-- Begin DATA PROVIDED --
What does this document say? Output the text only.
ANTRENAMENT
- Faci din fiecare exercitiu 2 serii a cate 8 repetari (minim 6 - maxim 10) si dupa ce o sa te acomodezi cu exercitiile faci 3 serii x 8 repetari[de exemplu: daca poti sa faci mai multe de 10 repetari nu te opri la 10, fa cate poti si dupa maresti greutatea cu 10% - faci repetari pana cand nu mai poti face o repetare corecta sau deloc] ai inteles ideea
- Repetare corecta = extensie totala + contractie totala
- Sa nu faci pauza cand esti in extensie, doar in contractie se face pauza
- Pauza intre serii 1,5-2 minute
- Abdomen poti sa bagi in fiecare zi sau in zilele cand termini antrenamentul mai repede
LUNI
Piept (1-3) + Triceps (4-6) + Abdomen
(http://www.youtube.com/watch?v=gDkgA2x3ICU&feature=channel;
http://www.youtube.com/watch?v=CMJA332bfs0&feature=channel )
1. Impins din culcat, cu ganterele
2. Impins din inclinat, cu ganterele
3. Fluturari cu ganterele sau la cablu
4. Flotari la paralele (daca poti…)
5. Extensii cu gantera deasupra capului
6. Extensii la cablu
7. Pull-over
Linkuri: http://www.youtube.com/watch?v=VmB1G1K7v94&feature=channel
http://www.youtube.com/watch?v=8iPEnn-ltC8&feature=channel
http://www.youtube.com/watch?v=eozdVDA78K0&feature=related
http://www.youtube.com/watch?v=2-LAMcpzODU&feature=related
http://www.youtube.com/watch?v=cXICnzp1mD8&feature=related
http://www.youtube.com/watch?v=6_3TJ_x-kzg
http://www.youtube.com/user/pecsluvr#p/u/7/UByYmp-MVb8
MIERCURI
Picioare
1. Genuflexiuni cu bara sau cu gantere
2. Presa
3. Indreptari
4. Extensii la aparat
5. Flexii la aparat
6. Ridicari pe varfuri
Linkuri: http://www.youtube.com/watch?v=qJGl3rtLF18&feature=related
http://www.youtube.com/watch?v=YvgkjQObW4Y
-- End DATA PROVIDED --
TASK GOAL —
Take every line above carrying "ganterele" and return it.

REPLY TO THE EXERCISE —
1. Impins din culcat, cu ganterele
2. Impins din inclinat, cu ganterele
3. Fluturari cu ganterele sau la cablu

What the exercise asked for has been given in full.